Dataset items
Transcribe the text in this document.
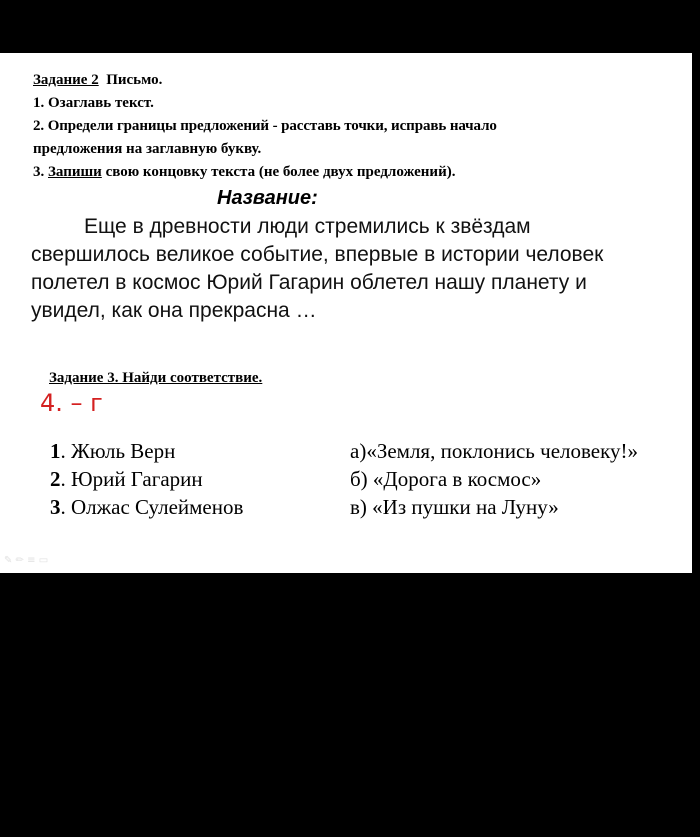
Задание 2 Письмо.
1. Озаглавь текст.
2. Определи границы предложений - расставь точки, исправь начало
предложения на заглавную букву.
3. Запиши свою концовку текста (не более двух предложений).
Название:
Еще в древности люди стремились к звёздам
свершилось великое событие, впервые в истории человек
полетел в космос Юрий Гагарин облетел нашу планету и
увидел, как она прекрасна …
Задание 3. Найди соответствие.
4. – г
1. Жюль Верн
2. Юрий Гагарин
3. Олжас Сулейменов
а)«Земля, поклонись человеку!»
б) «Дорога в космос»
в) «Из пушки на Луну»
✎ ✏ ≡ ▭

> What to do
Keep the pictures out of the copy and return the rest of the data above exactly.

> The reply
Transcribe the text in this document.
Задание 2 Письмо.
1. Озаглавь текст.
2. Определи границы предложений - расставь точки, исправь начало
предложения на заглавную букву.
3. Запиши свою концовку текста (не более двух предложений).
Название:
Еще в древности люди стремились к звёздам
свершилось великое событие, впервые в истории человек
полетел в космос Юрий Гагарин облетел нашу планету и
увидел, как она прекрасна …
Задание 3. Найди соответствие.
4. – г
1. Жюль Верн
2. Юрий Гагарин
3. Олжас Сулейменов
а)«Земля, поклонись человеку!»
б) «Дорога в космос»
в) «Из пушки на Луну»
✎ ✏ ≡ ▭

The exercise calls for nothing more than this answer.